● **Directive**: Locate all lines with the word "Moravě" and copy them out.
--- begin Exercise data ---
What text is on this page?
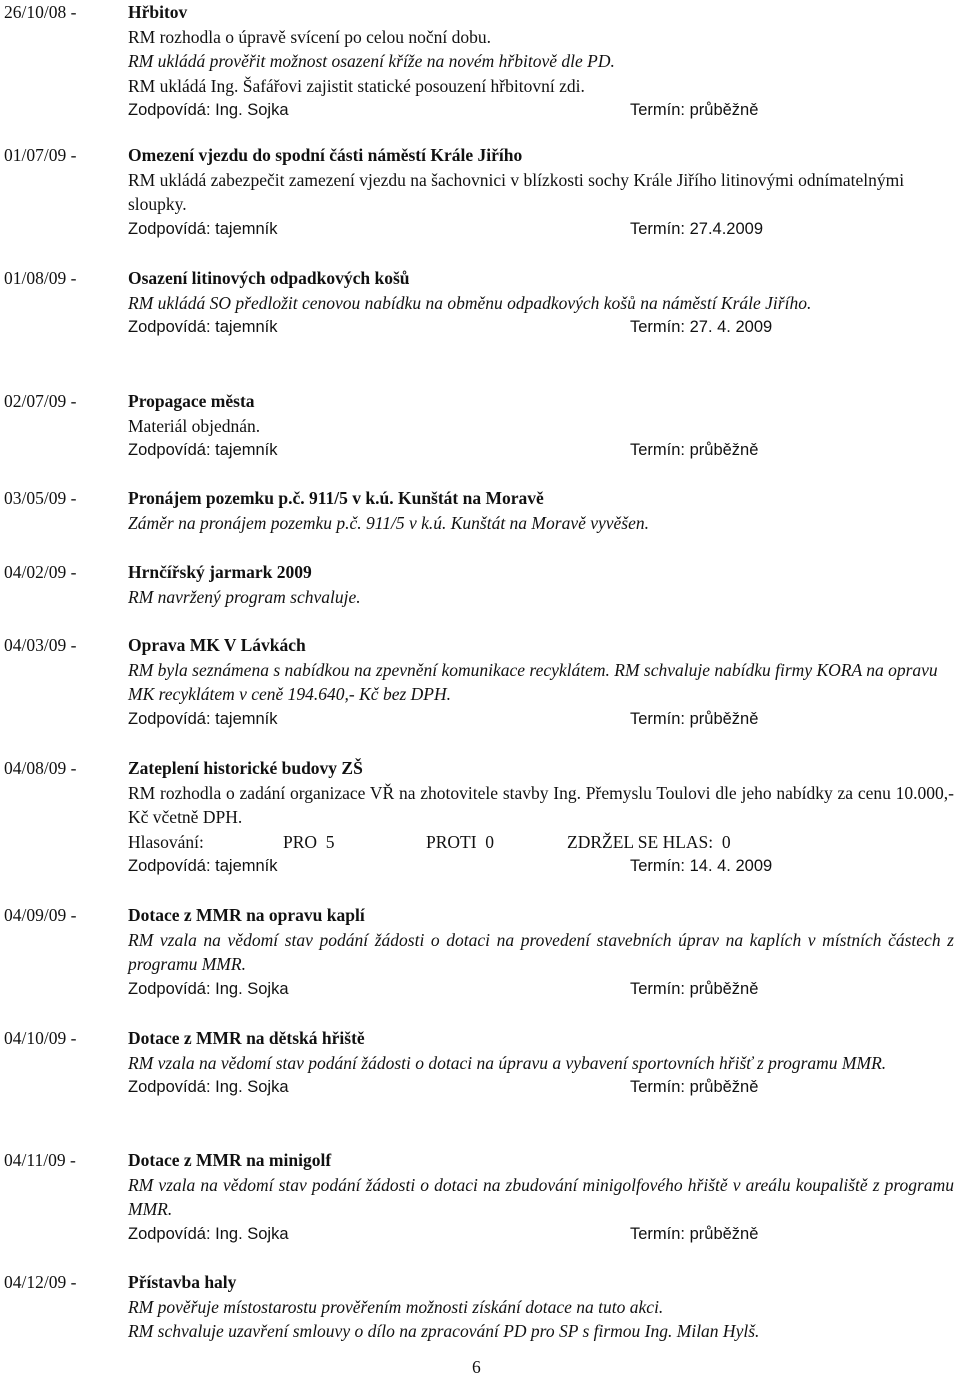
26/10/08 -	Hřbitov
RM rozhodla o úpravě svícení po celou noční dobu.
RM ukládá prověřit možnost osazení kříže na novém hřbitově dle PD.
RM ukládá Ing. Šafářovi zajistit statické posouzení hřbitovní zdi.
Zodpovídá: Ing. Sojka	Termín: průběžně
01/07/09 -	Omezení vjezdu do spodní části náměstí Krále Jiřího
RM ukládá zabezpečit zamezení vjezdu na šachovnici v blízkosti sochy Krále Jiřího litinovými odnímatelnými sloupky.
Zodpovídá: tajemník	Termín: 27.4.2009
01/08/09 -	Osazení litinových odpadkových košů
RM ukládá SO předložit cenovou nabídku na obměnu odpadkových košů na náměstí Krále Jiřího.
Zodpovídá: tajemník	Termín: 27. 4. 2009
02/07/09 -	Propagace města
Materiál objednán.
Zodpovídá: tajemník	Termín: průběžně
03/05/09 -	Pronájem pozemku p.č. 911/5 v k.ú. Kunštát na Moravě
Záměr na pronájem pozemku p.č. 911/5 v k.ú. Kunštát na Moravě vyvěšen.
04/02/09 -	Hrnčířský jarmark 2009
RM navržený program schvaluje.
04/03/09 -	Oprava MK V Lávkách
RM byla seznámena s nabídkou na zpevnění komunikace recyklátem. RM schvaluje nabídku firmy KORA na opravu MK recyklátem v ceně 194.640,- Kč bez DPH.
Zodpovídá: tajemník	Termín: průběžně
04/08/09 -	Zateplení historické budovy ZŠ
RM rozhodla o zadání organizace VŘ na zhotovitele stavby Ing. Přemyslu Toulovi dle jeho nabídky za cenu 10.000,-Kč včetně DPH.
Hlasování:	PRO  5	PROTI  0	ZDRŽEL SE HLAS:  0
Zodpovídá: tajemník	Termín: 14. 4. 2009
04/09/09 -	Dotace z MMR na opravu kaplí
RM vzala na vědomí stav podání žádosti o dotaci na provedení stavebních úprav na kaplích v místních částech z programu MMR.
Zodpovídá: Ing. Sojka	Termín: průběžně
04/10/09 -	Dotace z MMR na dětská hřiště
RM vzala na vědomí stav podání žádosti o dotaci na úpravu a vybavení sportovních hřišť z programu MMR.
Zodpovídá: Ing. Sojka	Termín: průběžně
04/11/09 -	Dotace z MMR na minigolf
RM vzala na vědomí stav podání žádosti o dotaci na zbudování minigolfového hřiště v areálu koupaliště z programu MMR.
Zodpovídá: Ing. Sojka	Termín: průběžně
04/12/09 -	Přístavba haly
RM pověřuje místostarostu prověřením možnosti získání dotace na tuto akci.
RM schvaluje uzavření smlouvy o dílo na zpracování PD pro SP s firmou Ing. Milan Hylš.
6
--- end Exercise data ---
● **Answer to this problem**:
03/05/09 -	Pronájem pozemku p.č. 911/5 v k.ú. Kunštát na Moravě
Záměr na pronájem pozemku p.č. 911/5 v k.ú. Kunštát na Moravě vyvěšen.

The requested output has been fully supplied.